Locate every line in the records below that holds the word "FLOOR" and return each one.

Stored records:
>> begin

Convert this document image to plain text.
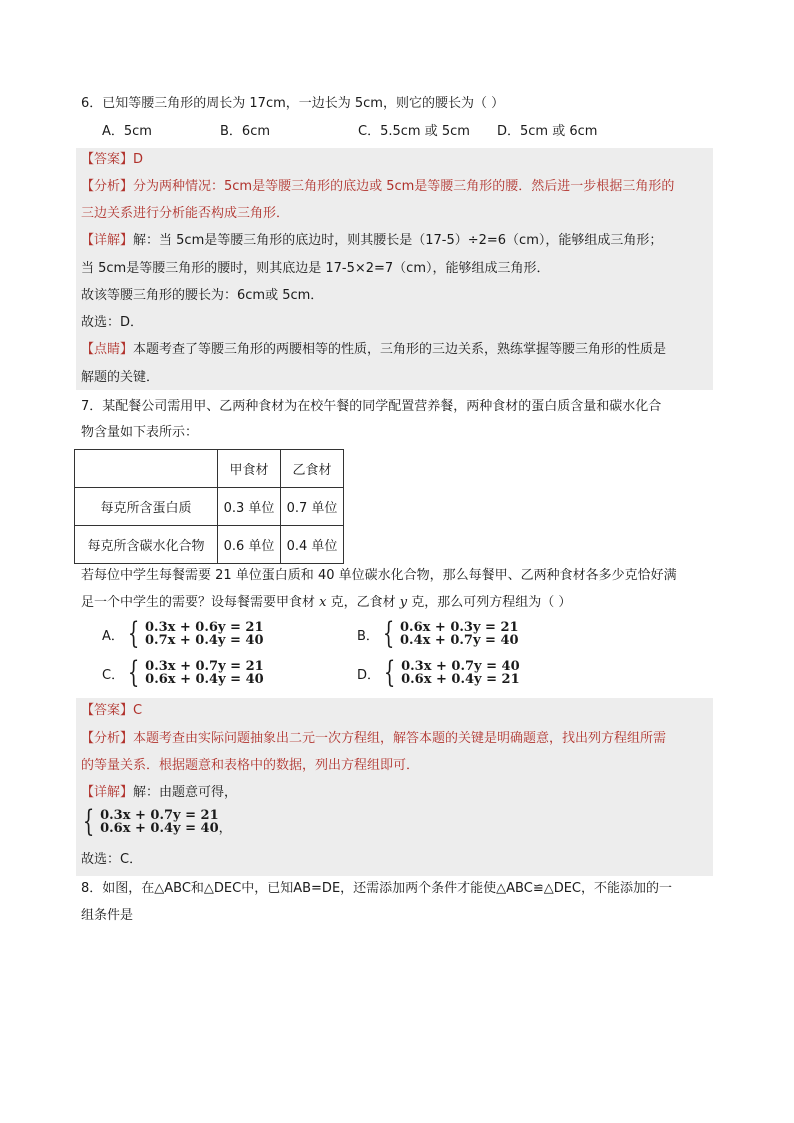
6．已知等腰三角形的周长为 17cm，一边长为 5cm，则它的腰长为（ ）
A．5cm	B．6cm	C．5.5cm 或 5cm D．5cm 或 6cm
【答案】D
【分析】分为两种情况：5cm是等腰三角形的底边或 5cm是等腰三角形的腰．然后进一步根据三角形的
三边关系进行分析能否构成三角形．
【详解】解：当 5cm是等腰三角形的底边时，则其腰长是（17-5）÷2=6（cm），能够组成三角形；
当 5cm是等腰三角形的腰时，则其底边是 17-5×2=7（cm），能够组成三角形．
故该等腰三角形的腰长为：6cm或 5cm．
故选：D．
【点睛】本题考查了等腰三角形的两腰相等的性质，三角形的三边关系，熟练掌握等腰三角形的性质是
解题的关键．
7．某配餐公司需用甲、乙两种食材为在校午餐的同学配置营养餐，两种食材的蛋白质含量和碳水化合
物含量如下表所示：
	甲食材	乙食材
每克所含蛋白质	0.3 单位	0.7 单位
每克所含碳水化合物	0.6 单位	0.4 单位
若每位中学生每餐需要 21 单位蛋白质和 40 单位碳水化合物，那么每餐甲、乙两种食材各多少克恰好满
足一个中学生的需要？设每餐需要甲食材 x 克，乙食材 y 克，那么可列方程组为（ ）
A． { 0.3x + 0.6y = 21
0.7x + 0.4y = 40	B． { 0.6x + 0.3y = 21
0.4x + 0.7y = 40
C． { 0.3x + 0.7y = 21
0.6x + 0.4y = 40	D． { 0.3x + 0.7y = 40
0.6x + 0.4y = 21
【答案】C
【分析】本题考查由实际问题抽象出二元一次方程组，解答本题的关键是明确题意，找出列方程组所需
的等量关系．根据题意和表格中的数据，列出方程组即可．
【详解】解：由题意可得，
{ 0.3x + 0.7y = 21
0.6x + 0.4y = 40 ，
故选：C．
8．如图，在△ABC和△DEC中，已知AB=DE，还需添加两个条件才能使△ABC≌△DEC，不能添加的一
组条件是
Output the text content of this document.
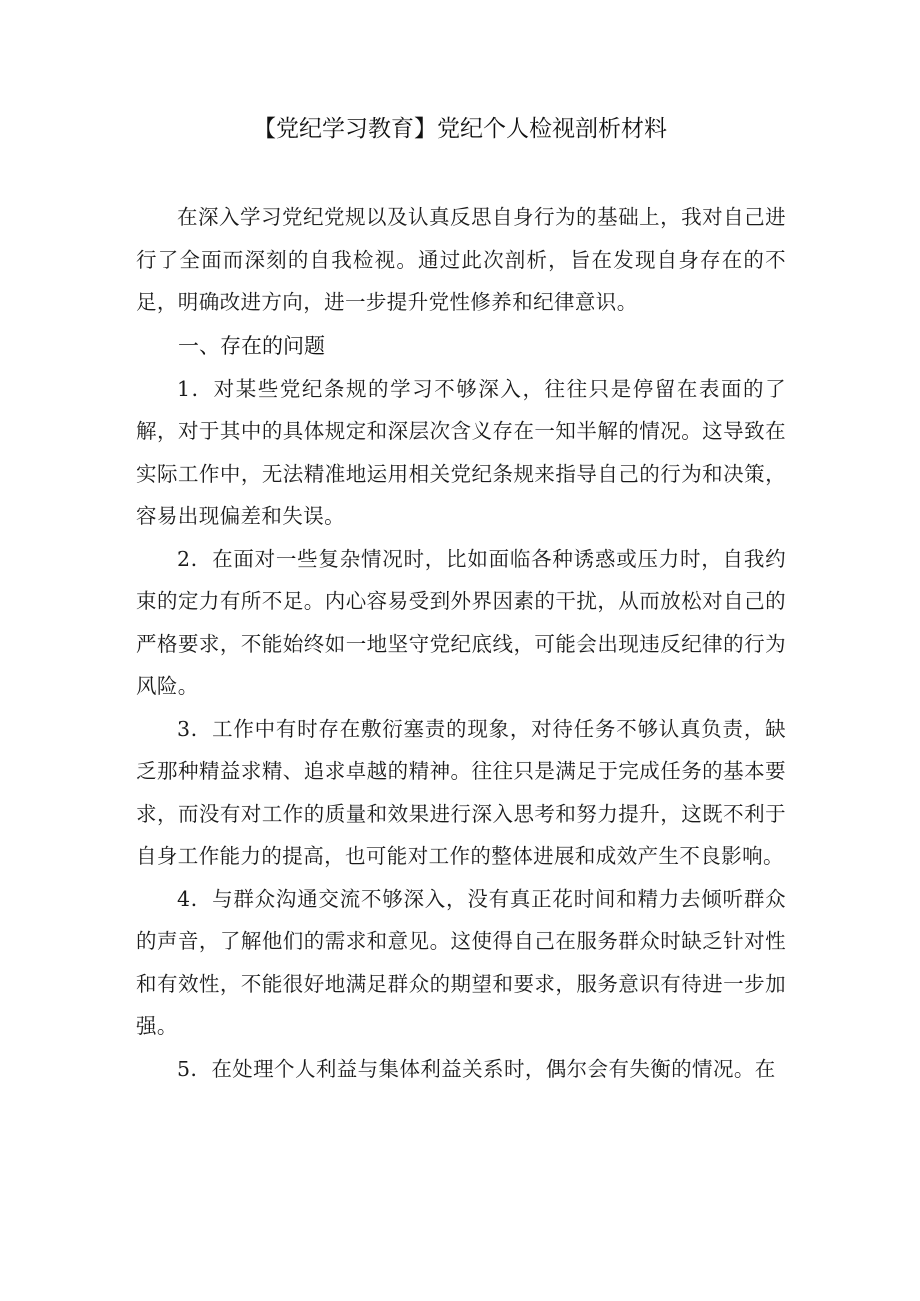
【党纪学习教育】党纪个人检视剖析材料

在深入学习党纪党规以及认真反思自身行为的基础上，我对自己进行了全面而深刻的自我检视。通过此次剖析，旨在发现自身存在的不足，明确改进方向，进一步提升党性修养和纪律意识。

一、存在的问题

1．对某些党纪条规的学习不够深入，往往只是停留在表面的了解，对于其中的具体规定和深层次含义存在一知半解的情况。这导致在实际工作中，无法精准地运用相关党纪条规来指导自己的行为和决策，容易出现偏差和失误。

2．在面对一些复杂情况时，比如面临各种诱惑或压力时，自我约束的定力有所不足。内心容易受到外界因素的干扰，从而放松对自己的严格要求，不能始终如一地坚守党纪底线，可能会出现违反纪律的行为风险。

3．工作中有时存在敷衍塞责的现象，对待任务不够认真负责，缺乏那种精益求精、追求卓越的精神。往往只是满足于完成任务的基本要求，而没有对工作的质量和效果进行深入思考和努力提升，这既不利于自身工作能力的提高，也可能对工作的整体进展和成效产生不良影响。

4．与群众沟通交流不够深入，没有真正花时间和精力去倾听群众的声音，了解他们的需求和意见。这使得自己在服务群众时缺乏针对性和有效性，不能很好地满足群众的期望和要求，服务意识有待进一步加强。

5．在处理个人利益与集体利益关系时，偶尔会有失衡的情况。在
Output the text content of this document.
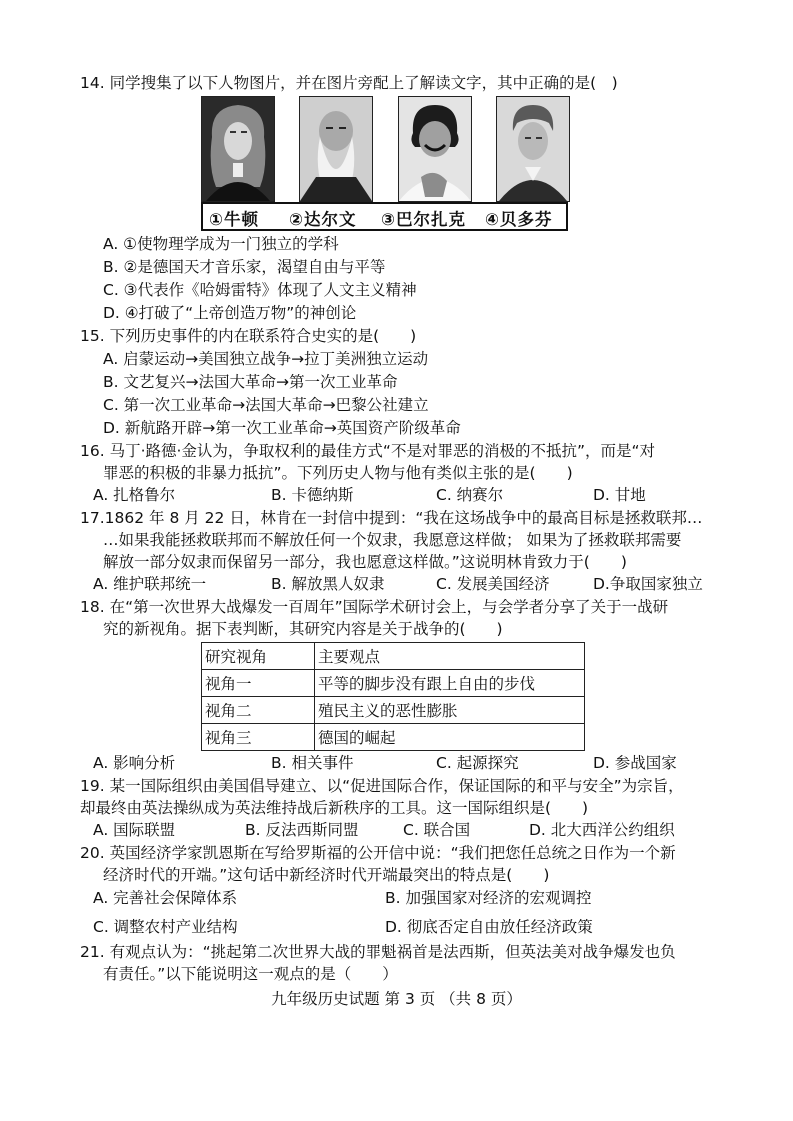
14. 同学搜集了以下人物图片，并在图片旁配上了解读文字，其中正确的是(　)
①牛顿 ②达尔文 ③巴尔扎克 ④贝多芬
A. ①使物理学成为一门独立的学科
B. ②是德国天才音乐家，渴望自由与平等
C. ③代表作《哈姆雷特》体现了人文主义精神
D. ④打破了“上帝创造万物”的神创论
15. 下列历史事件的内在联系符合史实的是(　　)
A. 启蒙运动→美国独立战争→拉丁美洲独立运动
B. 文艺复兴→法国大革命→第一次工业革命
C. 第一次工业革命→法国大革命→巴黎公社建立
D. 新航路开辟→第一次工业革命→英国资产阶级革命
16. 马丁·路德·金认为，争取权利的最佳方式“不是对罪恶的消极的不抵抗”，而是“对
罪恶的积极的非暴力抵抗”。下列历史人物与他有类似主张的是(　　)
A. 扎格鲁尔	B. 卡德纳斯	C. 纳赛尔	D. 甘地
17.1862 年 8 月 22 日，林肯在一封信中提到：“我在这场战争中的最高目标是拯救联邦…
…如果我能拯救联邦而不解放任何一个奴隶，我愿意这样做； 如果为了拯救联邦需要
解放一部分奴隶而保留另一部分，我也愿意这样做。”这说明林肯致力于(　　)
A. 维护联邦统一	B. 解放黑人奴隶	C. 发展美国经济	D.争取国家独立
18. 在“第一次世界大战爆发一百周年”国际学术研讨会上，与会学者分享了关于一战研
究的新视角。据下表判断，其研究内容是关于战争的(　　)
研究视角	主要观点
视角一	平等的脚步没有跟上自由的步伐
视角二	殖民主义的恶性膨胀
视角三	德国的崛起
A. 影响分析	B. 相关事件	C. 起源探究	D. 参战国家
19. 某一国际组织由美国倡导建立、以“促进国际合作，保证国际的和平与安全”为宗旨，
却最终由英法操纵成为英法维持战后新秩序的工具。这一国际组织是(　　)
A. 国际联盟	B. 反法西斯同盟	C. 联合国	D. 北大西洋公约组织
20. 英国经济学家凯恩斯在写给罗斯福的公开信中说：“我们把您任总统之日作为一个新
经济时代的开端。”这句话中新经济时代开端最突出的特点是(　　)
A. 完善社会保障体系	B. 加强国家对经济的宏观调控
C. 调整农村产业结构	D. 彻底否定自由放任经济政策
21. 有观点认为：“挑起第二次世界大战的罪魁祸首是法西斯，但英法美对战争爆发也负
有责任。”以下能说明这一观点的是（　　）
九年级历史试题 第 3 页 （共 8 页）
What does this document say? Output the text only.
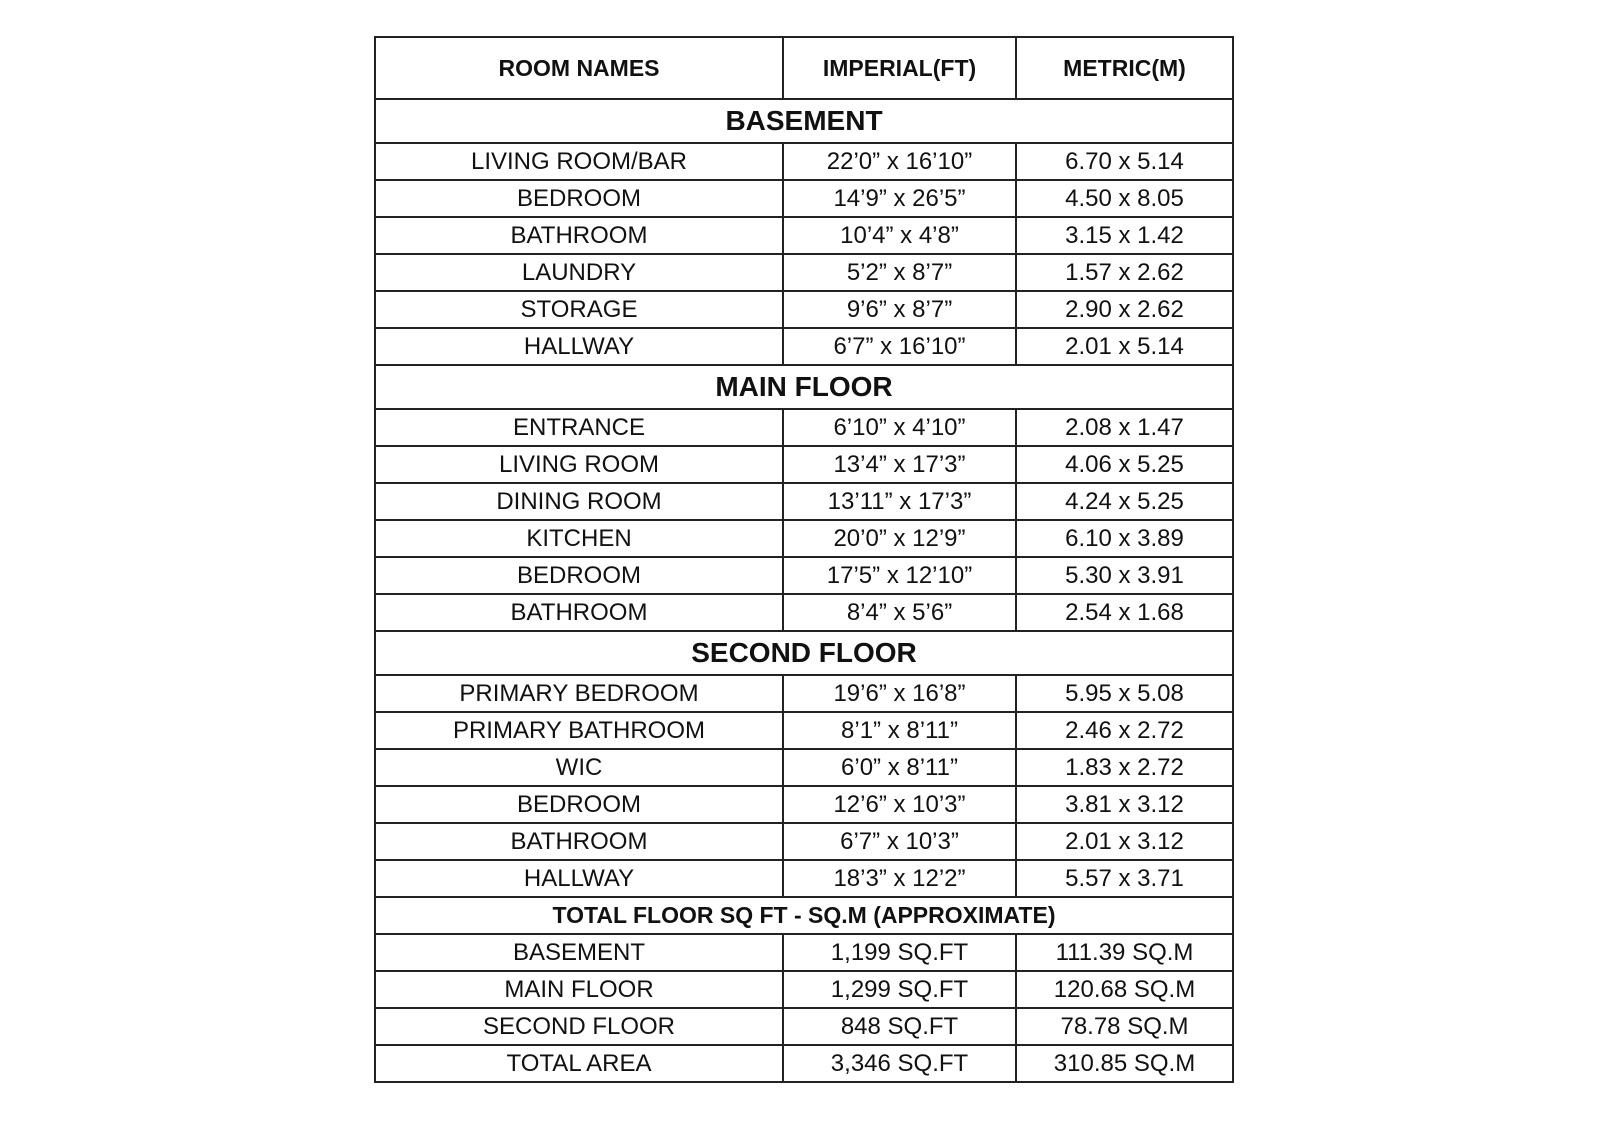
ROOM NAMES	IMPERIAL(FT)	METRIC(M)
BASEMENT		
LIVING ROOM/BAR	22’0” x 16’10”	6.70 x 5.14
BEDROOM	14’9” x 26’5”	4.50 x 8.05
BATHROOM	10’4” x 4’8”	3.15 x 1.42
LAUNDRY	5’2” x 8’7”	1.57 x 2.62
STORAGE	9’6” x 8’7”	2.90 x 2.62
HALLWAY	6’7” x 16’10”	2.01 x 5.14
MAIN FLOOR		
ENTRANCE	6’10” x 4’10”	2.08 x 1.47
LIVING ROOM	13’4” x 17’3”	4.06 x 5.25
DINING ROOM	13’11” x 17’3”	4.24 x 5.25
KITCHEN	20’0” x 12’9”	6.10 x 3.89
BEDROOM	17’5” x 12’10”	5.30 x 3.91
BATHROOM	8’4” x 5’6”	2.54 x 1.68
SECOND FLOOR		
PRIMARY BEDROOM	19’6” x 16’8”	5.95 x 5.08
PRIMARY BATHROOM	8’1” x 8’11”	2.46 x 2.72
WIC	6’0” x 8’11”	1.83 x 2.72
BEDROOM	12’6” x 10’3”	3.81 x 3.12
BATHROOM	6’7” x 10’3”	2.01 x 3.12
HALLWAY	18’3” x 12’2”	5.57 x 3.71
TOTAL FLOOR SQ FT - SQ.M (APPROXIMATE)		
BASEMENT	1,199 SQ.FT	111.39 SQ.M
MAIN FLOOR	1,299 SQ.FT	120.68 SQ.M
SECOND FLOOR	848 SQ.FT	78.78 SQ.M
TOTAL AREA	3,346 SQ.FT	310.85 SQ.M
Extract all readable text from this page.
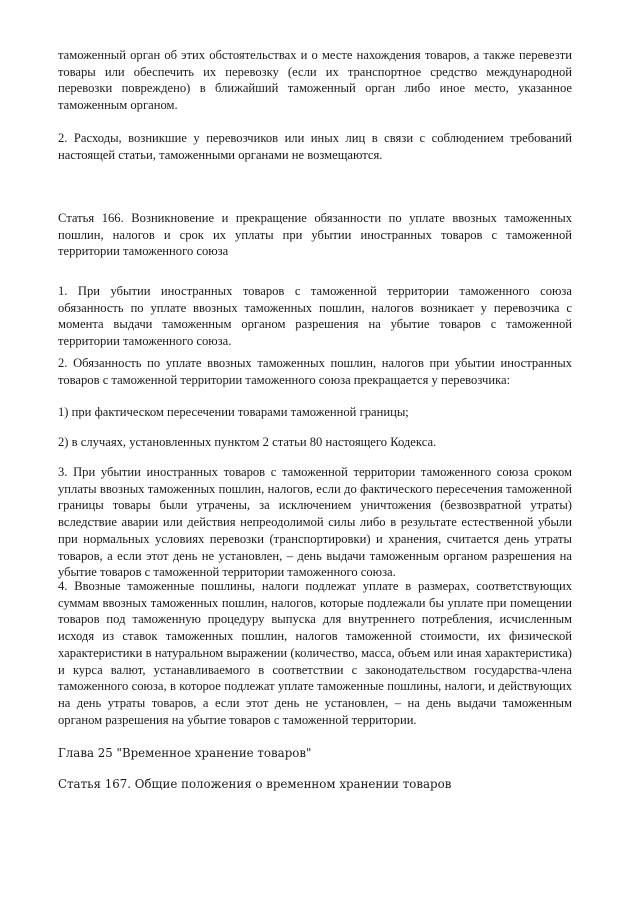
таможенный орган об этих обстоятельствах и о месте нахождения товаров, а также перевезти товары или обеспечить их перевозку (если их транспортное средство международной перевозки повреждено) в ближайший таможенный орган либо иное место, указанное таможенным органом.

2. Расходы, возникшие у перевозчиков или иных лиц в связи с соблюдением требований настоящей статьи, таможенными органами не возмещаются.

Статья 166. Возникновение и прекращение обязанности по уплате ввозных таможенных пошлин, налогов и срок их уплаты при убытии иностранных товаров с таможенной территории таможенного союза

1. При убытии иностранных товаров с таможенной территории таможенного союза обязанность по уплате ввозных таможенных пошлин, налогов возникает у перевозчика с момента выдачи таможенным органом разрешения на убытие товаров с таможенной территории таможенного союза.

2. Обязанность по уплате ввозных таможенных пошлин, налогов при убытии иностранных товаров с таможенной территории таможенного союза прекращается у перевозчика:

1) при фактическом пересечении товарами таможенной границы;

2) в случаях, установленных пунктом 2 статьи 80 настоящего Кодекса.

3. При убытии иностранных товаров с таможенной территории таможенного союза сроком уплаты ввозных таможенных пошлин, налогов, если до фактического пересечения таможенной границы товары были утрачены, за исключением уничтожения (безвозвратной утраты) вследствие аварии или действия непреодолимой силы либо в результате естественной убыли при нормальных условиях перевозки (транспортировки) и хранения, считается день утраты товаров, а если этот день не установлен, – день выдачи таможенным органом разрешения на убытие товаров с таможенной территории таможенного союза.

4. Ввозные таможенные пошлины, налоги подлежат уплате в размерах, соответствующих суммам ввозных таможенных пошлин, налогов, которые подлежали бы уплате при помещении товаров под таможенную процедуру выпуска для внутреннего потребления, исчисленным исходя из ставок таможенных пошлин, налогов таможенной стоимости, их физической характеристики в натуральном выражении (количество, масса, объем или иная характеристика) и курса валют, устанавливаемого в соответствии с законодательством государства-члена таможенного союза, в которое подлежат уплате таможенные пошлины, налоги, и действующих на день утраты товаров, а если этот день не установлен, – на день выдачи таможенным органом разрешения на убытие товаров с таможенной территории.

Глава 25 "Временное хранение товаров"

Статья 167. Общие положения о временном хранении товаров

>> end

Result for this exercise:
MAIN FLOOR		
SECOND FLOOR		
TOTAL FLOOR SQ FT - SQ.M (APPROXIMATE)		
MAIN FLOOR	1,299 SQ.FT	120.68 SQ.M
SECOND FLOOR	848 SQ.FT	78.78 SQ.M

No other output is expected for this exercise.